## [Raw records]
- - - - -

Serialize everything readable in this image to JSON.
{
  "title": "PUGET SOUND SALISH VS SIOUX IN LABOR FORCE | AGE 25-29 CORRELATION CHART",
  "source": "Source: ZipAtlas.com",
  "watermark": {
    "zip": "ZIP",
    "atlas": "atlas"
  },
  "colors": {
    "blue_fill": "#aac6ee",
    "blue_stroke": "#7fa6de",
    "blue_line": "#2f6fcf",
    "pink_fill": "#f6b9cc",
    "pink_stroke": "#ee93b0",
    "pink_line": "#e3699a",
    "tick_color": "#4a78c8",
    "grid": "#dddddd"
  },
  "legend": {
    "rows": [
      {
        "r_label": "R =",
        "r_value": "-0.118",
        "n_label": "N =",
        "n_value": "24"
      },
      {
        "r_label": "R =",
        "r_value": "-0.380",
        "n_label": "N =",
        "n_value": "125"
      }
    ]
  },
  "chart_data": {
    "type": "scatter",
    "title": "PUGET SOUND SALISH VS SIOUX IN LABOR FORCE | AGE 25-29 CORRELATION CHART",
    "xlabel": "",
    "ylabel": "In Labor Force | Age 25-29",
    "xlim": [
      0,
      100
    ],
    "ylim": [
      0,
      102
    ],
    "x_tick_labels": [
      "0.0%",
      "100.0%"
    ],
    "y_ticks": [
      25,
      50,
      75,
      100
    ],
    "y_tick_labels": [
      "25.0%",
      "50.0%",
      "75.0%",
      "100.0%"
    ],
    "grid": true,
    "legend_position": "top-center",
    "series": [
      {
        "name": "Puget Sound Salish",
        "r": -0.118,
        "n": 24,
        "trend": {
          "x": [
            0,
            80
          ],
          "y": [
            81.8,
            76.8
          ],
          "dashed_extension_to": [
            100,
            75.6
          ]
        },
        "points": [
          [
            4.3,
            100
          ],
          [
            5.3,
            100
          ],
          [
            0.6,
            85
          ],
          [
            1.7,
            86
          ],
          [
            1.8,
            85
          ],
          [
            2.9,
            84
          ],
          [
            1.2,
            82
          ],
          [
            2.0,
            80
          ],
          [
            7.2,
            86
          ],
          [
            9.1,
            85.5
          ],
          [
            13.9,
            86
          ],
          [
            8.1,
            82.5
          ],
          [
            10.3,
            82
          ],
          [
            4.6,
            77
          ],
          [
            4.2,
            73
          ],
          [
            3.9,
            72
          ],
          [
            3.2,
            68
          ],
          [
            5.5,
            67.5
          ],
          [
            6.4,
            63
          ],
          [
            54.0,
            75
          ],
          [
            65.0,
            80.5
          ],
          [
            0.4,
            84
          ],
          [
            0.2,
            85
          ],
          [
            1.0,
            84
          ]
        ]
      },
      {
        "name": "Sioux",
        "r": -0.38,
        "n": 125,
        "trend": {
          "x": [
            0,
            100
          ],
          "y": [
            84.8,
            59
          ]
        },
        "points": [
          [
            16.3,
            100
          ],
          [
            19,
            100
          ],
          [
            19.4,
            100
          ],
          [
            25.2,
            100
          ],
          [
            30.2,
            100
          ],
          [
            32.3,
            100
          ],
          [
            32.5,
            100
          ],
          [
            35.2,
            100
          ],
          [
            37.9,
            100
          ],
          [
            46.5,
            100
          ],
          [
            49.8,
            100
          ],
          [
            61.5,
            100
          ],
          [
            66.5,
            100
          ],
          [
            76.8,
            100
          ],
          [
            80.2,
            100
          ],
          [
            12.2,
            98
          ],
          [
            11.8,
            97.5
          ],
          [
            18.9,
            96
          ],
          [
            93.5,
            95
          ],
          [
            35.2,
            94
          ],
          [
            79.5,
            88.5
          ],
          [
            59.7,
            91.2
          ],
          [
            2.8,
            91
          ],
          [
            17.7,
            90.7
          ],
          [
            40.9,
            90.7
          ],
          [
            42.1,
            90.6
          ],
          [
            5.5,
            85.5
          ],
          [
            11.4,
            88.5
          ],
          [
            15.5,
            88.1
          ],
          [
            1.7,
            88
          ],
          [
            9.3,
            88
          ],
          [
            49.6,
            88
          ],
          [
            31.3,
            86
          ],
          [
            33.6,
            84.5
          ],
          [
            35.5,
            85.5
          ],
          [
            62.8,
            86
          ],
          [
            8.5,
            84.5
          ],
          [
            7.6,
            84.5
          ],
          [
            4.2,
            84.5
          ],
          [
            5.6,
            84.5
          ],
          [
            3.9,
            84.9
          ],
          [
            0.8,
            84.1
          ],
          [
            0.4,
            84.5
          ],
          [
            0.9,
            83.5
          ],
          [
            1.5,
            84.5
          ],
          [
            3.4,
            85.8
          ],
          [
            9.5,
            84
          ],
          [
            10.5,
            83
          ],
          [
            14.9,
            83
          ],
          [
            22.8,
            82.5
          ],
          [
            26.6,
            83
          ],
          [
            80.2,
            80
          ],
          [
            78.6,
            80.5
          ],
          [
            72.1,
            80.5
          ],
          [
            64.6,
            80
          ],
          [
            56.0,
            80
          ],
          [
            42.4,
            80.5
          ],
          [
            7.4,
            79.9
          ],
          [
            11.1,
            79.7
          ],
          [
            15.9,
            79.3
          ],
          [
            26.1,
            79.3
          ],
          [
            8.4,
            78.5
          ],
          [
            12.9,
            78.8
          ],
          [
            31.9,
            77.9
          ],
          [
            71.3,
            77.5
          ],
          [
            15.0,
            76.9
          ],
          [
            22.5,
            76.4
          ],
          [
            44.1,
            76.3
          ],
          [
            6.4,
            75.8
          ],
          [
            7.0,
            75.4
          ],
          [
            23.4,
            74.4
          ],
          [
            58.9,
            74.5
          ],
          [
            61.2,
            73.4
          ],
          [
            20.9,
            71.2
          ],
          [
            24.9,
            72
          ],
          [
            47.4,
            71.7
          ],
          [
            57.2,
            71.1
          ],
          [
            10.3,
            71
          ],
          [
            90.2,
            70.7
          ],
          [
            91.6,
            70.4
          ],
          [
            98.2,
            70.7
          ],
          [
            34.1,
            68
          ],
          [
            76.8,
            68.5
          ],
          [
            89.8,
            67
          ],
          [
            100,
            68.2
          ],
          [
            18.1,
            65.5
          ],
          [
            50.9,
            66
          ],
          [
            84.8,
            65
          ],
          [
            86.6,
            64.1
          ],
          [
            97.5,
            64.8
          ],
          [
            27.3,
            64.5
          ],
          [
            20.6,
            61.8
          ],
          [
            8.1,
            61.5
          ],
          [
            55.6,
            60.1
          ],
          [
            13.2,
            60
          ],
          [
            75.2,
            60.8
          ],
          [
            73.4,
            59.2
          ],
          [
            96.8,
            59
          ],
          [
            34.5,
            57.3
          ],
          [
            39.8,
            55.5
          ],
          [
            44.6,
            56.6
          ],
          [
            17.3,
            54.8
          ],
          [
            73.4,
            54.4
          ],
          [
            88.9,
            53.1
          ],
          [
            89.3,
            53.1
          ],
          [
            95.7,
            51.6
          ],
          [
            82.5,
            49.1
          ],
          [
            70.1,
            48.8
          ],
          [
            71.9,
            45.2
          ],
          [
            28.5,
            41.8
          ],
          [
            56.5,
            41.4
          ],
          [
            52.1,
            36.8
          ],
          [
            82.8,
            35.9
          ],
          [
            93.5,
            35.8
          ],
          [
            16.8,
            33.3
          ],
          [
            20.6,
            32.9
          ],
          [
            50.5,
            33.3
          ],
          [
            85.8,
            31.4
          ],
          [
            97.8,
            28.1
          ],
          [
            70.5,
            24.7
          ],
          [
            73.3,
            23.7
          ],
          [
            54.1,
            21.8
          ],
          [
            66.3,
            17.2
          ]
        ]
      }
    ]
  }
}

- - - - -

## [Task instructions]
Repeat all of the records above exactly as they appear.

## [Finished task]
Serialize everything readable in this image to JSON.
{
  "title": "PUGET SOUND SALISH VS SIOUX IN LABOR FORCE | AGE 25-29 CORRELATION CHART",
  "source": "Source: ZipAtlas.com",
  "watermark": {
    "zip": "ZIP",
    "atlas": "atlas"
  },
  "colors": {
    "blue_fill": "#aac6ee",
    "blue_stroke": "#7fa6de",
    "blue_line": "#2f6fcf",
    "pink_fill": "#f6b9cc",
    "pink_stroke": "#ee93b0",
    "pink_line": "#e3699a",
    "tick_color": "#4a78c8",
    "grid": "#dddddd"
  },
  "legend": {
    "rows": [
      {
        "r_label": "R =",
        "r_value": "-0.118",
        "n_label": "N =",
        "n_value": "24"
      },
      {
        "r_label": "R =",
        "r_value": "-0.380",
        "n_label": "N =",
        "n_value": "125"
      }
    ]
  },
  "chart_data": {
    "type": "scatter",
    "title": "PUGET SOUND SALISH VS SIOUX IN LABOR FORCE | AGE 25-29 CORRELATION CHART",
    "xlabel": "",
    "ylabel": "In Labor Force | Age 25-29",
    "xlim": [
      0,
      100
    ],
    "ylim": [
      0,
      102
    ],
    "x_tick_labels": [
      "0.0%",
      "100.0%"
    ],
    "y_ticks": [
      25,
      50,
      75,
      100
    ],
    "y_tick_labels": [
      "25.0%",
      "50.0%",
      "75.0%",
      "100.0%"
    ],
    "grid": true,
    "legend_position": "top-center",
    "series": [
      {
        "name": "Puget Sound Salish",
        "r": -0.118,
        "n": 24,
        "trend": {
          "x": [
            0,
            80
          ],
          "y": [
            81.8,
            76.8
          ],
          "dashed_extension_to": [
            100,
            75.6
          ]
        },
        "points": [
          [
            4.3,
            100
          ],
          [
            5.3,
            100
          ],
          [
            0.6,
            85
          ],
          [
            1.7,
            86
          ],
          [
            1.8,
            85
          ],
          [
            2.9,
            84
          ],
          [
            1.2,
            82
          ],
          [
            2.0,
            80
          ],
          [
            7.2,
            86
          ],
          [
            9.1,
            85.5
          ],
          [
            13.9,
            86
          ],
          [
            8.1,
            82.5
          ],
          [
            10.3,
            82
          ],
          [
            4.6,
            77
          ],
          [
            4.2,
            73
          ],
          [
            3.9,
            72
          ],
          [
            3.2,
            68
          ],
          [
            5.5,
            67.5
          ],
          [
            6.4,
            63
          ],
          [
            54.0,
            75
          ],
          [
            65.0,
            80.5
          ],
          [
            0.4,
            84
          ],
          [
            0.2,
            85
          ],
          [
            1.0,
            84
          ]
        ]
      },
      {
        "name": "Sioux",
        "r": -0.38,
        "n": 125,
        "trend": {
          "x": [
            0,
            100
          ],
          "y": [
            84.8,
            59
          ]
        },
        "points": [
          [
            16.3,
            100
          ],
          [
            19,
            100
          ],
          [
            19.4,
            100
          ],
          [
            25.2,
            100
          ],
          [
            30.2,
            100
          ],
          [
            32.3,
            100
          ],
          [
            32.5,
            100
          ],
          [
            35.2,
            100
          ],
          [
            37.9,
            100
          ],
          [
            46.5,
            100
          ],
          [
            49.8,
            100
          ],
          [
            61.5,
            100
          ],
          [
            66.5,
            100
          ],
          [
            76.8,
            100
          ],
          [
            80.2,
            100
          ],
          [
            12.2,
            98
          ],
          [
            11.8,
            97.5
          ],
          [
            18.9,
            96
          ],
          [
            93.5,
            95
          ],
          [
            35.2,
            94
          ],
          [
            79.5,
            88.5
          ],
          [
            59.7,
            91.2
          ],
          [
            2.8,
            91
          ],
          [
            17.7,
            90.7
          ],
          [
            40.9,
            90.7
          ],
          [
            42.1,
            90.6
          ],
          [
            5.5,
            85.5
          ],
          [
            11.4,
            88.5
          ],
          [
            15.5,
            88.1
          ],
          [
            1.7,
            88
          ],
          [
            9.3,
            88
          ],
          [
            49.6,
            88
          ],
          [
            31.3,
            86
          ],
          [
            33.6,
            84.5
          ],
          [
            35.5,
            85.5
          ],
          [
            62.8,
            86
          ],
          [
            8.5,
            84.5
          ],
          [
            7.6,
            84.5
          ],
          [
            4.2,
            84.5
          ],
          [
            5.6,
            84.5
          ],
          [
            3.9,
            84.9
          ],
          [
            0.8,
            84.1
          ],
          [
            0.4,
            84.5
          ],
          [
            0.9,
            83.5
          ],
          [
            1.5,
            84.5
          ],
          [
            3.4,
            85.8
          ],
          [
            9.5,
            84
          ],
          [
            10.5,
            83
          ],
          [
            14.9,
            83
          ],
          [
            22.8,
            82.5
          ],
          [
            26.6,
            83
          ],
          [
            80.2,
            80
          ],
          [
            78.6,
            80.5
          ],
          [
            72.1,
            80.5
          ],
          [
            64.6,
            80
          ],
          [
            56.0,
            80
          ],
          [
            42.4,
            80.5
          ],
          [
            7.4,
            79.9
          ],
          [
            11.1,
            79.7
          ],
          [
            15.9,
            79.3
          ],
          [
            26.1,
            79.3
          ],
          [
            8.4,
            78.5
          ],
          [
            12.9,
            78.8
          ],
          [
            31.9,
            77.9
          ],
          [
            71.3,
            77.5
          ],
          [
            15.0,
            76.9
          ],
          [
            22.5,
            76.4
          ],
          [
            44.1,
            76.3
          ],
          [
            6.4,
            75.8
          ],
          [
            7.0,
            75.4
          ],
          [
            23.4,
            74.4
          ],
          [
            58.9,
            74.5
          ],
          [
            61.2,
            73.4
          ],
          [
            20.9,
            71.2
          ],
          [
            24.9,
            72
          ],
          [
            47.4,
            71.7
          ],
          [
            57.2,
            71.1
          ],
          [
            10.3,
            71
          ],
          [
            90.2,
            70.7
          ],
          [
            91.6,
            70.4
          ],
          [
            98.2,
            70.7
          ],
          [
            34.1,
            68
          ],
          [
            76.8,
            68.5
          ],
          [
            89.8,
            67
          ],
          [
            100,
            68.2
          ],
          [
            18.1,
            65.5
          ],
          [
            50.9,
            66
          ],
          [
            84.8,
            65
          ],
          [
            86.6,
            64.1
          ],
          [
            97.5,
            64.8
          ],
          [
            27.3,
            64.5
          ],
          [
            20.6,
            61.8
          ],
          [
            8.1,
            61.5
          ],
          [
            55.6,
            60.1
          ],
          [
            13.2,
            60
          ],
          [
            75.2,
            60.8
          ],
          [
            73.4,
            59.2
          ],
          [
            96.8,
            59
          ],
          [
            34.5,
            57.3
          ],
          [
            39.8,
            55.5
          ],
          [
            44.6,
            56.6
          ],
          [
            17.3,
            54.8
          ],
          [
            73.4,
            54.4
          ],
          [
            88.9,
            53.1
          ],
          [
            89.3,
            53.1
          ],
          [
            95.7,
            51.6
          ],
          [
            82.5,
            49.1
          ],
          [
            70.1,
            48.8
          ],
          [
            71.9,
            45.2
          ],
          [
            28.5,
            41.8
          ],
          [
            56.5,
            41.4
          ],
          [
            52.1,
            36.8
          ],
          [
            82.8,
            35.9
          ],
          [
            93.5,
            35.8
          ],
          [
            16.8,
            33.3
          ],
          [
            20.6,
            32.9
          ],
          [
            50.5,
            33.3
          ],
          [
            85.8,
            31.4
          ],
          [
            97.8,
            28.1
          ],
          [
            70.5,
            24.7
          ],
          [
            73.3,
            23.7
          ],
          [
            54.1,
            21.8
          ],
          [
            66.3,
            17.2
          ]
        ]
      }
    ]
  }
}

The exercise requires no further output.